■ Set problem
Transcribe the records that follow, preserving every word.

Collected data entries
↓↓↓

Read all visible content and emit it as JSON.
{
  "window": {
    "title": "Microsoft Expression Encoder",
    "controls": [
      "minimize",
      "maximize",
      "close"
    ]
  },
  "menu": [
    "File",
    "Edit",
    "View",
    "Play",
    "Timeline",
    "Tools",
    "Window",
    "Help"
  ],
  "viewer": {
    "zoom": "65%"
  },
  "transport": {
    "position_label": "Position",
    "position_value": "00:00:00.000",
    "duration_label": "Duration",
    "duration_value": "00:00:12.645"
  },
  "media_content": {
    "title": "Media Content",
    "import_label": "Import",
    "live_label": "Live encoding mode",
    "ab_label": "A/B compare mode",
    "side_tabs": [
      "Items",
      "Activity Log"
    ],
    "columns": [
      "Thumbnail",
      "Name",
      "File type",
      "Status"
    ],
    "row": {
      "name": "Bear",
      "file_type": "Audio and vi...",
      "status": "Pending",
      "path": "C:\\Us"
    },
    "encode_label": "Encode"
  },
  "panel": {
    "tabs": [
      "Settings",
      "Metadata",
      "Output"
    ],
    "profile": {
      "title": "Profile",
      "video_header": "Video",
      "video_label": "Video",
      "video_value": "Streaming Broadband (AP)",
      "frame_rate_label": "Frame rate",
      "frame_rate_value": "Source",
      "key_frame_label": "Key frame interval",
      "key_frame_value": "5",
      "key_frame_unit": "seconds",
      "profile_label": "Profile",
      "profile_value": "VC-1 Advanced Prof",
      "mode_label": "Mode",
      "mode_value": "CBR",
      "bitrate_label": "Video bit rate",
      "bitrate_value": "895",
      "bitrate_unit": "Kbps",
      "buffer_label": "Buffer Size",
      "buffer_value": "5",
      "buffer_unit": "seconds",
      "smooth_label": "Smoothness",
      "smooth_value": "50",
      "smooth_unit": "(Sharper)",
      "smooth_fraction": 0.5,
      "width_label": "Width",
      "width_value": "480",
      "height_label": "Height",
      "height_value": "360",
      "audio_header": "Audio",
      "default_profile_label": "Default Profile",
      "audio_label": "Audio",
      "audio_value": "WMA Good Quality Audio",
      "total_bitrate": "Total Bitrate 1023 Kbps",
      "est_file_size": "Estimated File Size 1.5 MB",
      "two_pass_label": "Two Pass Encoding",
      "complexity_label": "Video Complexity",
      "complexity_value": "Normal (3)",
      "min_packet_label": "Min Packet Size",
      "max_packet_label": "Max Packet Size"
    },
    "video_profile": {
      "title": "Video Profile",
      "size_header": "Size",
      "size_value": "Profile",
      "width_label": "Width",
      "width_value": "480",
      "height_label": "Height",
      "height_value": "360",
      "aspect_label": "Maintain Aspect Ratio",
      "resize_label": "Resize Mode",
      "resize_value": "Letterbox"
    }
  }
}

↑↑↑

■ Exercise output
Read all visible content and emit it as JSON.
{
  "window": {
    "title": "Microsoft Expression Encoder",
    "controls": [
      "minimize",
      "maximize",
      "close"
    ]
  },
  "menu": [
    "File",
    "Edit",
    "View",
    "Play",
    "Timeline",
    "Tools",
    "Window",
    "Help"
  ],
  "viewer": {
    "zoom": "65%"
  },
  "transport": {
    "position_label": "Position",
    "position_value": "00:00:00.000",
    "duration_label": "Duration",
    "duration_value": "00:00:12.645"
  },
  "media_content": {
    "title": "Media Content",
    "import_label": "Import",
    "live_label": "Live encoding mode",
    "ab_label": "A/B compare mode",
    "side_tabs": [
      "Items",
      "Activity Log"
    ],
    "columns": [
      "Thumbnail",
      "Name",
      "File type",
      "Status"
    ],
    "row": {
      "name": "Bear",
      "file_type": "Audio and vi...",
      "status": "Pending",
      "path": "C:\\Us"
    },
    "encode_label": "Encode"
  },
  "panel": {
    "tabs": [
      "Settings",
      "Metadata",
      "Output"
    ],
    "profile": {
      "title": "Profile",
      "video_header": "Video",
      "video_label": "Video",
      "video_value": "Streaming Broadband (AP)",
      "frame_rate_label": "Frame rate",
      "frame_rate_value": "Source",
      "key_frame_label": "Key frame interval",
      "key_frame_value": "5",
      "key_frame_unit": "seconds",
      "profile_label": "Profile",
      "profile_value": "VC-1 Advanced Prof",
      "mode_label": "Mode",
      "mode_value": "CBR",
      "bitrate_label": "Video bit rate",
      "bitrate_value": "895",
      "bitrate_unit": "Kbps",
      "buffer_label": "Buffer Size",
      "buffer_value": "5",
      "buffer_unit": "seconds",
      "smooth_label": "Smoothness",
      "smooth_value": "50",
      "smooth_unit": "(Sharper)",
      "smooth_fraction": 0.5,
      "width_label": "Width",
      "width_value": "480",
      "height_label": "Height",
      "height_value": "360",
      "audio_header": "Audio",
      "default_profile_label": "Default Profile",
      "audio_label": "Audio",
      "audio_value": "WMA Good Quality Audio",
      "total_bitrate": "Total Bitrate 1023 Kbps",
      "est_file_size": "Estimated File Size 1.5 MB",
      "two_pass_label": "Two Pass Encoding",
      "complexity_label": "Video Complexity",
      "complexity_value": "Normal (3)",
      "min_packet_label": "Min Packet Size",
      "max_packet_label": "Max Packet Size"
    },
    "video_profile": {
      "title": "Video Profile",
      "size_header": "Size",
      "size_value": "Profile",
      "width_label": "Width",
      "width_value": "480",
      "height_label": "Height",
      "height_value": "360",
      "aspect_label": "Maintain Aspect Ratio",
      "resize_label": "Resize Mode",
      "resize_value": "Letterbox"
    }
  }
}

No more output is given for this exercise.